◆ Objective
Every line below that mentions the word "page" should be copied out.

◆ Entries shown
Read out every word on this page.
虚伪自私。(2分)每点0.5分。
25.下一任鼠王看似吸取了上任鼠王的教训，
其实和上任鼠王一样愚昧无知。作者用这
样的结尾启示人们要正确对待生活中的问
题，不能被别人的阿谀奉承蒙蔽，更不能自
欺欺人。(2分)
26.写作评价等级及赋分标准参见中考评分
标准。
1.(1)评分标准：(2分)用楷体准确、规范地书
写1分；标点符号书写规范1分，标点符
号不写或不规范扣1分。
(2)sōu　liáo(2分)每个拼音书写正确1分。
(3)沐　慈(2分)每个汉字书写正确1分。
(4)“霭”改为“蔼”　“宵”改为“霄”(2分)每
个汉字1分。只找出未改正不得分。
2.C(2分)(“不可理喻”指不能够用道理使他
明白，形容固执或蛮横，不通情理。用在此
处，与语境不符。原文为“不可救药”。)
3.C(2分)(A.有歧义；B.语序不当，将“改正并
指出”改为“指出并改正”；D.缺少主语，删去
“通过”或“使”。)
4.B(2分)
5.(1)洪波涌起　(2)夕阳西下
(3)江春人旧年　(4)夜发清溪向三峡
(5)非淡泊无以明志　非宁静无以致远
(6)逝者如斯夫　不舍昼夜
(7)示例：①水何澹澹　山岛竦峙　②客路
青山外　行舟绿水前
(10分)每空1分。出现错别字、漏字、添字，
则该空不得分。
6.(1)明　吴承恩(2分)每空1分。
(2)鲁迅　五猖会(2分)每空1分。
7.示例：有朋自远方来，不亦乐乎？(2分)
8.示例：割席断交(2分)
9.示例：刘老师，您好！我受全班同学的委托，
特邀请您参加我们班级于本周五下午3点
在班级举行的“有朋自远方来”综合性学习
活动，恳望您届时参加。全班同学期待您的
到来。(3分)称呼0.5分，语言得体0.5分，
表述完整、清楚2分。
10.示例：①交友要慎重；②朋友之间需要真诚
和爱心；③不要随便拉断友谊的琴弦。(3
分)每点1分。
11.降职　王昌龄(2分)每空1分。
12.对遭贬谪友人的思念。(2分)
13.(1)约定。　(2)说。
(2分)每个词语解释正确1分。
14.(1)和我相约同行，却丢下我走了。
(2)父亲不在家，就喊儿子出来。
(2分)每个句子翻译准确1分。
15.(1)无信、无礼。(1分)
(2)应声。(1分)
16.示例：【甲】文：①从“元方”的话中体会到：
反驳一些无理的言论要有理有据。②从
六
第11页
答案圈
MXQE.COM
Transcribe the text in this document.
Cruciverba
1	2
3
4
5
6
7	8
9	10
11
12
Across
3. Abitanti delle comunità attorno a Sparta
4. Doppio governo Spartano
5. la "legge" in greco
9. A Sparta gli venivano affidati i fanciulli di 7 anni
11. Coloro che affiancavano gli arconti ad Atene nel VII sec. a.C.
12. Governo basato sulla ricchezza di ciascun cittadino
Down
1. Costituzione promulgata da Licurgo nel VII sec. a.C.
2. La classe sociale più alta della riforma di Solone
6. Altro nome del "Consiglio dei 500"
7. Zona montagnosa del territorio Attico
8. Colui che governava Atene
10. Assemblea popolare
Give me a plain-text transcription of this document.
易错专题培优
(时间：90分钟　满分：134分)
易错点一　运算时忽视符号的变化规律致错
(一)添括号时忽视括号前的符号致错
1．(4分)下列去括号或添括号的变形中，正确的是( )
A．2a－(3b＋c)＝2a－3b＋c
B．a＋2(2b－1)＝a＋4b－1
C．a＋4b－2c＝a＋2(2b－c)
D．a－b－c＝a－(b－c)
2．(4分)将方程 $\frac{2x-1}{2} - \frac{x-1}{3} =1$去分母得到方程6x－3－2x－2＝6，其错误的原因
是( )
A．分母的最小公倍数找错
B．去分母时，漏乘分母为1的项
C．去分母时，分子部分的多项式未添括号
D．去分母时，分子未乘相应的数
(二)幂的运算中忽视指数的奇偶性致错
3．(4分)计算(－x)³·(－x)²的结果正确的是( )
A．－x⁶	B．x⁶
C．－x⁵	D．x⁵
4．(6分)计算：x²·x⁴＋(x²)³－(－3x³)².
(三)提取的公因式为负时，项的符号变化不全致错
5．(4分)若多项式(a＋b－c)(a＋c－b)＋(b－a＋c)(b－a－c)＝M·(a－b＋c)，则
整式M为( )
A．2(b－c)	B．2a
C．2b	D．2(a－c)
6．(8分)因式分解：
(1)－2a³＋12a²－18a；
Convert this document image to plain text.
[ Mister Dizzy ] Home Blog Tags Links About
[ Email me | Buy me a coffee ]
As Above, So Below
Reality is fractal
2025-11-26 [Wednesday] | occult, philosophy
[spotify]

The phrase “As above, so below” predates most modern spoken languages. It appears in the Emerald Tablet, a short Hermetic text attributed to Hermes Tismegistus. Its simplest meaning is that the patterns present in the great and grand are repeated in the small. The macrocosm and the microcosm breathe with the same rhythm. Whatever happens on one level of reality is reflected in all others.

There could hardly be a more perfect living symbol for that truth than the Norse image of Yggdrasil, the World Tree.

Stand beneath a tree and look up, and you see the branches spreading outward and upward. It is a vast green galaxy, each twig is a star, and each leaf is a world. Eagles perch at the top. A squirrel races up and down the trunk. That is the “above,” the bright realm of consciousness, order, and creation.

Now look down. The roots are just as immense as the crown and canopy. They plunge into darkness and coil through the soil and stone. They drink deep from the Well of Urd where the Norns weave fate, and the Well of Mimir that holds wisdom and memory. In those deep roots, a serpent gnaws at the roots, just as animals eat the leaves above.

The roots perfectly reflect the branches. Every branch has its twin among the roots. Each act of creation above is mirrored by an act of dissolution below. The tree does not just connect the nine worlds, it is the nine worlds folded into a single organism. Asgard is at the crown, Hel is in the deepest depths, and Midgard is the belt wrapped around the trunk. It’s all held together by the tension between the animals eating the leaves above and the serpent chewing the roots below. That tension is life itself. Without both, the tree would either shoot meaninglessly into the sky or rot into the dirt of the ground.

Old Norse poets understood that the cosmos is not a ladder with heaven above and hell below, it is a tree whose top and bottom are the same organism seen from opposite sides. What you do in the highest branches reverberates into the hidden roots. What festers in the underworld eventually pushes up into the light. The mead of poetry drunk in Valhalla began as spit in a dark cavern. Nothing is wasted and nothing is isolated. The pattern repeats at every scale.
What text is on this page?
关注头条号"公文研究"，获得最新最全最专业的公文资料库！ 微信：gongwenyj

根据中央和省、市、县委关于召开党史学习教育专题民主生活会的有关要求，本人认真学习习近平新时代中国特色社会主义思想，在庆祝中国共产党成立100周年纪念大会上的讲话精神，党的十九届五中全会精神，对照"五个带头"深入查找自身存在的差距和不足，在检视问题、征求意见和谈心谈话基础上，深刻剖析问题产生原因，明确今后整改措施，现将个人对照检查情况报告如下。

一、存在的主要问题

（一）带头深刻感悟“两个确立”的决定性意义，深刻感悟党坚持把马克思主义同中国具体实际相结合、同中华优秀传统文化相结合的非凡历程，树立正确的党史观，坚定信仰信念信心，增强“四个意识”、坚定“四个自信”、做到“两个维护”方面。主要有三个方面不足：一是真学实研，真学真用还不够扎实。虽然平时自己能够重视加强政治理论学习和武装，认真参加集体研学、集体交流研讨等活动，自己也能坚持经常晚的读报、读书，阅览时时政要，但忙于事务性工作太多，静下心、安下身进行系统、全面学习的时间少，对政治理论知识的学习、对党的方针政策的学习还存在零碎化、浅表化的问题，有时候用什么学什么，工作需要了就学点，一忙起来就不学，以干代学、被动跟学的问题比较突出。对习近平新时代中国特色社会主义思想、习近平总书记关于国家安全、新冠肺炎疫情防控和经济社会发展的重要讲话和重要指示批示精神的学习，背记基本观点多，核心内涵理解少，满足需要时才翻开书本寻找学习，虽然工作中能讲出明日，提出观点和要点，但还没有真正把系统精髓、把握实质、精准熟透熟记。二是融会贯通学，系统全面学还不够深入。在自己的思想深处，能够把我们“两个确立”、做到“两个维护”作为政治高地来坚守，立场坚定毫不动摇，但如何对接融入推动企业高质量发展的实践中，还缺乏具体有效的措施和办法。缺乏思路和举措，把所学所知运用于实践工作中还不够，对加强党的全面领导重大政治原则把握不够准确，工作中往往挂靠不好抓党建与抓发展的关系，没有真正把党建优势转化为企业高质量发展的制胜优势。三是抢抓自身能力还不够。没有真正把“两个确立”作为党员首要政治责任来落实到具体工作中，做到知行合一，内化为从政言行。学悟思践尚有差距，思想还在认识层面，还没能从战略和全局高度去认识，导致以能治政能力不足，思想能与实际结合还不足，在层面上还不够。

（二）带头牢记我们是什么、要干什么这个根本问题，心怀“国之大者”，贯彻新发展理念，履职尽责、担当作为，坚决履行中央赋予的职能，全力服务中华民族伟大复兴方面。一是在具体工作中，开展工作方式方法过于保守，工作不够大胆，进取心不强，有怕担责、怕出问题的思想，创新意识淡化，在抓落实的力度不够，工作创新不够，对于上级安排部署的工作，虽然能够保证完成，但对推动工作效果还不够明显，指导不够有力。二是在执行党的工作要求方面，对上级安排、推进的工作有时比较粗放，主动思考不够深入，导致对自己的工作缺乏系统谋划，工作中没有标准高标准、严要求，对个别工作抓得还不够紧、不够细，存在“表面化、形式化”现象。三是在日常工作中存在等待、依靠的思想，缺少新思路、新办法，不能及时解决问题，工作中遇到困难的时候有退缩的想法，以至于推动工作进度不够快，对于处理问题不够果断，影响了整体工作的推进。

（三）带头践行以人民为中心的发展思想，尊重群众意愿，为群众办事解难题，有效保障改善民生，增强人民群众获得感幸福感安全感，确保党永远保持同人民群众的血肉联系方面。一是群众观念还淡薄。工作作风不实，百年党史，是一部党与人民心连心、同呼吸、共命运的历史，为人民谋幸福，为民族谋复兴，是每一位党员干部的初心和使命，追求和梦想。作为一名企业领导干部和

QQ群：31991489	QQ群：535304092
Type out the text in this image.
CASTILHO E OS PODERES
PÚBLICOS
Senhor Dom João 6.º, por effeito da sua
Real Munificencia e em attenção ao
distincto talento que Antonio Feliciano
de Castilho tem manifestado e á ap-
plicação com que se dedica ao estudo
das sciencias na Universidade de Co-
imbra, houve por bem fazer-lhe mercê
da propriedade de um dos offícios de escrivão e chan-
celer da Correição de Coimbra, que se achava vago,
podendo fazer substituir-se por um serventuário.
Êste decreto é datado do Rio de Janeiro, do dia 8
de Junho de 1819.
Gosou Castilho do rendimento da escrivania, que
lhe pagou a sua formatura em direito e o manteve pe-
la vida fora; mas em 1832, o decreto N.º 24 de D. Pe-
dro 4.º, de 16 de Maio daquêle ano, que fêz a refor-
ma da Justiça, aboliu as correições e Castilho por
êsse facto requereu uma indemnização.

◆ Task output
Read out every word on this page.
What text is on this page?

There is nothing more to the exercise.